Collect each line holding the string "Kathryne".

═════ Records for the exercise ═════

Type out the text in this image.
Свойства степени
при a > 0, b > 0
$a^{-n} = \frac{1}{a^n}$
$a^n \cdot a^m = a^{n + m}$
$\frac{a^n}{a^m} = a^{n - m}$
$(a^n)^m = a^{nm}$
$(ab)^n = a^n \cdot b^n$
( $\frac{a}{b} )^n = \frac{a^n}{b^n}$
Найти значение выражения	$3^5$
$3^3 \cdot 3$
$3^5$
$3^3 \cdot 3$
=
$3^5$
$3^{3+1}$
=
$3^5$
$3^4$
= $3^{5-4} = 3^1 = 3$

═════
═════ Records for the exercise ═════

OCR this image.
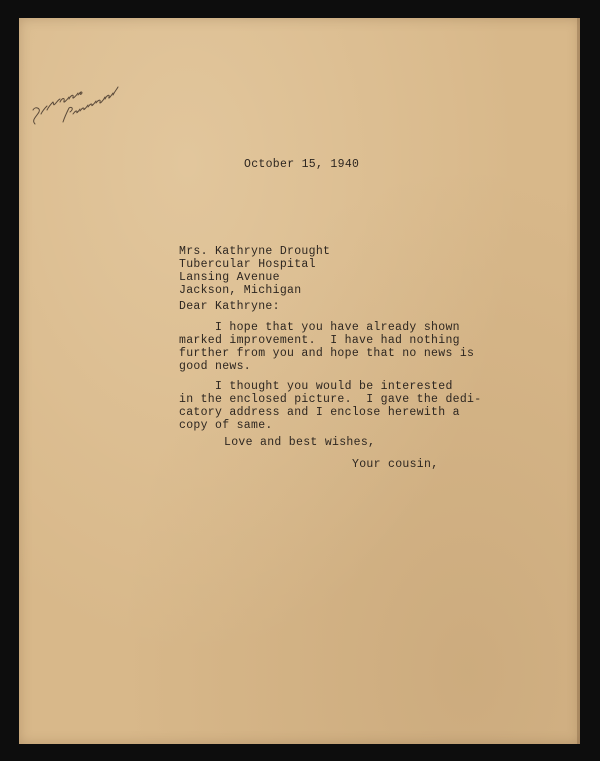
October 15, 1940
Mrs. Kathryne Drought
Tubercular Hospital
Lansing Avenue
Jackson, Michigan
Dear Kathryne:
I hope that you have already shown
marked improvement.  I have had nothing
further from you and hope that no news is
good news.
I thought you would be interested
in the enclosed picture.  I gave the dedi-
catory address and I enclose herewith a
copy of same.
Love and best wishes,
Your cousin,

═════

* Response below:
Mrs. Kathryne Drought
Dear Kathryne:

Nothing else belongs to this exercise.